GIVEN REQUEST: Write out every entry word for word.
---- RECORDS FOR THE TASK
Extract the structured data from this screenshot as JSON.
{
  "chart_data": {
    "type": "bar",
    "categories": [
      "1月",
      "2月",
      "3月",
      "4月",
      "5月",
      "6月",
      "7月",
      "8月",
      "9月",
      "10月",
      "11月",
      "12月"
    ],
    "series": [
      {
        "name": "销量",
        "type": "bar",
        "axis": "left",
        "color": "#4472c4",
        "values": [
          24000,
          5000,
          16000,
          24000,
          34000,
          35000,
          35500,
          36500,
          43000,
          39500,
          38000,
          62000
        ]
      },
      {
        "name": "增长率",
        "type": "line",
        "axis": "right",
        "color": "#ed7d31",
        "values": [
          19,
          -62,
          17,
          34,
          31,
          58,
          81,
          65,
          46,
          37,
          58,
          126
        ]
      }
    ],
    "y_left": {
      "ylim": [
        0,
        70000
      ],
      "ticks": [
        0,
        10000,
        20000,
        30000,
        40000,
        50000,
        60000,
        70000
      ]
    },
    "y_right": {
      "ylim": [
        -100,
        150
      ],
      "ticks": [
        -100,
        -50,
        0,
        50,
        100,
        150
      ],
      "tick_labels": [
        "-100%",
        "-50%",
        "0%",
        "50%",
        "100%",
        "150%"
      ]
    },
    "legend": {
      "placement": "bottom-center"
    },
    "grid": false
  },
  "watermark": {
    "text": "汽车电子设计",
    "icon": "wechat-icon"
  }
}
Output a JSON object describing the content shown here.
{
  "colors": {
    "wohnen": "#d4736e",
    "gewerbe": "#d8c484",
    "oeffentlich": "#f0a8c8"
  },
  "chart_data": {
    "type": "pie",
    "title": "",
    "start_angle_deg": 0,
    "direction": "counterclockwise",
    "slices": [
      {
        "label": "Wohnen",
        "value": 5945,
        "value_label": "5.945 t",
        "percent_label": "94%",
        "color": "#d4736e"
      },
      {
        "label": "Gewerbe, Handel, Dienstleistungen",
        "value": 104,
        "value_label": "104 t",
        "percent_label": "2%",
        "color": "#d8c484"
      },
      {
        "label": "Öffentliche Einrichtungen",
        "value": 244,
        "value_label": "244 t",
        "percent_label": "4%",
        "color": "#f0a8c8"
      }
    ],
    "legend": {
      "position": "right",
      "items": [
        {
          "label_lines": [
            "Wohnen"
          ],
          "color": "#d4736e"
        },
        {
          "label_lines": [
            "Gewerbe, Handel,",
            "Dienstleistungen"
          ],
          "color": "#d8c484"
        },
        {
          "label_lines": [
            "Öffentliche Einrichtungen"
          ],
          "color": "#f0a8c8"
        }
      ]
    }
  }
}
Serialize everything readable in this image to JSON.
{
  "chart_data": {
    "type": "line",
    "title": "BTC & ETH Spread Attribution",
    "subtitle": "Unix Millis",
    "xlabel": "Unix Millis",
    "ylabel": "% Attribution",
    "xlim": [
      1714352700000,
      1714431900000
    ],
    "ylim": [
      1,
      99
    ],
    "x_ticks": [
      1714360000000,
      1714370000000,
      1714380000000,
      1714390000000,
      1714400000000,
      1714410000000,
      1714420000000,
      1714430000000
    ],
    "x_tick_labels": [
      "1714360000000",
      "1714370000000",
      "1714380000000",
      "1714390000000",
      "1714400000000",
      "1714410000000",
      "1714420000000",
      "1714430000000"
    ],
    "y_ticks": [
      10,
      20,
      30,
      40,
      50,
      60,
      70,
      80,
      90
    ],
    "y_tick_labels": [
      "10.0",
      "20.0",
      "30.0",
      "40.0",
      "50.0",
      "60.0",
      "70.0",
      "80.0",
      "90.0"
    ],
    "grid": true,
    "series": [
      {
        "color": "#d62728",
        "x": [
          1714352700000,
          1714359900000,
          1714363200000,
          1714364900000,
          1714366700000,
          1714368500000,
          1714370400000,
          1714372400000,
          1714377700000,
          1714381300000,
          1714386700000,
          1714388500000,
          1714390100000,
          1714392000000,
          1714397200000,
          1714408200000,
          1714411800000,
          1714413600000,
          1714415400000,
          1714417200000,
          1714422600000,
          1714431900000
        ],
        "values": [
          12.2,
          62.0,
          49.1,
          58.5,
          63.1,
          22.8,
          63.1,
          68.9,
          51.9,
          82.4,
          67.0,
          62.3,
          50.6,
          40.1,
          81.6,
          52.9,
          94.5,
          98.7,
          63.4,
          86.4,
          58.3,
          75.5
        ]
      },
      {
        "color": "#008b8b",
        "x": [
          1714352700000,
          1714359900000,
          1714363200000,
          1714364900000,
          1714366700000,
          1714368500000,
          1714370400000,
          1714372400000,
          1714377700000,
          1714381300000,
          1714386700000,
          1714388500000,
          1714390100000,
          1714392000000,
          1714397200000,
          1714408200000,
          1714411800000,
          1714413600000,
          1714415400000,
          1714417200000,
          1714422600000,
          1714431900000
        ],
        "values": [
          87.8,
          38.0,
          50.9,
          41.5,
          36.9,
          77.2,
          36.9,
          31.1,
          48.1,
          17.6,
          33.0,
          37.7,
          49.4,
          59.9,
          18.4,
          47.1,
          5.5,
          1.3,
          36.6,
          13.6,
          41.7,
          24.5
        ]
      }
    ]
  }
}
--------
RESPONSE BELOW:
Extract the structured data from this screenshot as JSON.
{
  "chart_data": {
    "type": "bar",
    "categories": [
      "1月",
      "2月",
      "3月",
      "4月",
      "5月",
      "6月",
      "7月",
      "8月",
      "9月",
      "10月",
      "11月",
      "12月"
    ],
    "series": [
      {
        "name": "销量",
        "type": "bar",
        "axis": "left",
        "color": "#4472c4",
        "values": [
          24000,
          5000,
          16000,
          24000,
          34000,
          35000,
          35500,
          36500,
          43000,
          39500,
          38000,
          62000
        ]
      },
      {
        "name": "增长率",
        "type": "line",
        "axis": "right",
        "color": "#ed7d31",
        "values": [
          19,
          -62,
          17,
          34,
          31,
          58,
          81,
          65,
          46,
          37,
          58,
          126
        ]
      }
    ],
    "y_left": {
      "ylim": [
        0,
        70000
      ],
      "ticks": [
        0,
        10000,
        20000,
        30000,
        40000,
        50000,
        60000,
        70000
      ]
    },
    "y_right": {
      "ylim": [
        -100,
        150
      ],
      "ticks": [
        -100,
        -50,
        0,
        50,
        100,
        150
      ],
      "tick_labels": [
        "-100%",
        "-50%",
        "0%",
        "50%",
        "100%",
        "150%"
      ]
    },
    "legend": {
      "placement": "bottom-center"
    },
    "grid": false
  },
  "watermark": {
    "text": "汽车电子设计",
    "icon": "wechat-icon"
  }
}
Output a JSON object describing the content shown here.
{
  "colors": {
    "wohnen": "#d4736e",
    "gewerbe": "#d8c484",
    "oeffentlich": "#f0a8c8"
  },
  "chart_data": {
    "type": "pie",
    "title": "",
    "start_angle_deg": 0,
    "direction": "counterclockwise",
    "slices": [
      {
        "label": "Wohnen",
        "value": 5945,
        "value_label": "5.945 t",
        "percent_label": "94%",
        "color": "#d4736e"
      },
      {
        "label": "Gewerbe, Handel, Dienstleistungen",
        "value": 104,
        "value_label": "104 t",
        "percent_label": "2%",
        "color": "#d8c484"
      },
      {
        "label": "Öffentliche Einrichtungen",
        "value": 244,
        "value_label": "244 t",
        "percent_label": "4%",
        "color": "#f0a8c8"
      }
    ],
    "legend": {
      "position": "right",
      "items": [
        {
          "label_lines": [
            "Wohnen"
          ],
          "color": "#d4736e"
        },
        {
          "label_lines": [
            "Gewerbe, Handel,",
            "Dienstleistungen"
          ],
          "color": "#d8c484"
        },
        {
          "label_lines": [
            "Öffentliche Einrichtungen"
          ],
          "color": "#f0a8c8"
        }
      ]
    }
  }
}
Serialize everything readable in this image to JSON.
{
  "chart_data": {
    "type": "line",
    "title": "BTC & ETH Spread Attribution",
    "subtitle": "Unix Millis",
    "xlabel": "Unix Millis",
    "ylabel": "% Attribution",
    "xlim": [
      1714352700000,
      1714431900000
    ],
    "ylim": [
      1,
      99
    ],
    "x_ticks": [
      1714360000000,
      1714370000000,
      1714380000000,
      1714390000000,
      1714400000000,
      1714410000000,
      1714420000000,
      1714430000000
    ],
    "x_tick_labels": [
      "1714360000000",
      "1714370000000",
      "1714380000000",
      "1714390000000",
      "1714400000000",
      "1714410000000",
      "1714420000000",
      "1714430000000"
    ],
    "y_ticks": [
      10,
      20,
      30,
      40,
      50,
      60,
      70,
      80,
      90
    ],
    "y_tick_labels": [
      "10.0",
      "20.0",
      "30.0",
      "40.0",
      "50.0",
      "60.0",
      "70.0",
      "80.0",
      "90.0"
    ],
    "grid": true,
    "series": [
      {
        "color": "#d62728",
        "x": [
          1714352700000,
          1714359900000,
          1714363200000,
          1714364900000,
          1714366700000,
          1714368500000,
          1714370400000,
          1714372400000,
          1714377700000,
          1714381300000,
          1714386700000,
          1714388500000,
          1714390100000,
          1714392000000,
          1714397200000,
          1714408200000,
          1714411800000,
          1714413600000,
          1714415400000,
          1714417200000,
          1714422600000,
          1714431900000
        ],
        "values": [
          12.2,
          62.0,
          49.1,
          58.5,
          63.1,
          22.8,
          63.1,
          68.9,
          51.9,
          82.4,
          67.0,
          62.3,
          50.6,
          40.1,
          81.6,
          52.9,
          94.5,
          98.7,
          63.4,
          86.4,
          58.3,
          75.5
        ]
      },
      {
        "color": "#008b8b",
        "x": [
          1714352700000,
          1714359900000,
          1714363200000,
          1714364900000,
          1714366700000,
          1714368500000,
          1714370400000,
          1714372400000,
          1714377700000,
          1714381300000,
          1714386700000,
          1714388500000,
          1714390100000,
          1714392000000,
          1714397200000,
          1714408200000,
          1714411800000,
          1714413600000,
          1714415400000,
          1714417200000,
          1714422600000,
          1714431900000
        ],
        "values": [
          87.8,
          38.0,
          50.9,
          41.5,
          36.9,
          77.2,
          36.9,
          31.1,
          48.1,
          17.6,
          33.0,
          37.7,
          49.4,
          59.9,
          18.4,
          47.1,
          5.5,
          1.3,
          36.6,
          13.6,
          41.7,
          24.5
        ]
      }
    ]
  }
}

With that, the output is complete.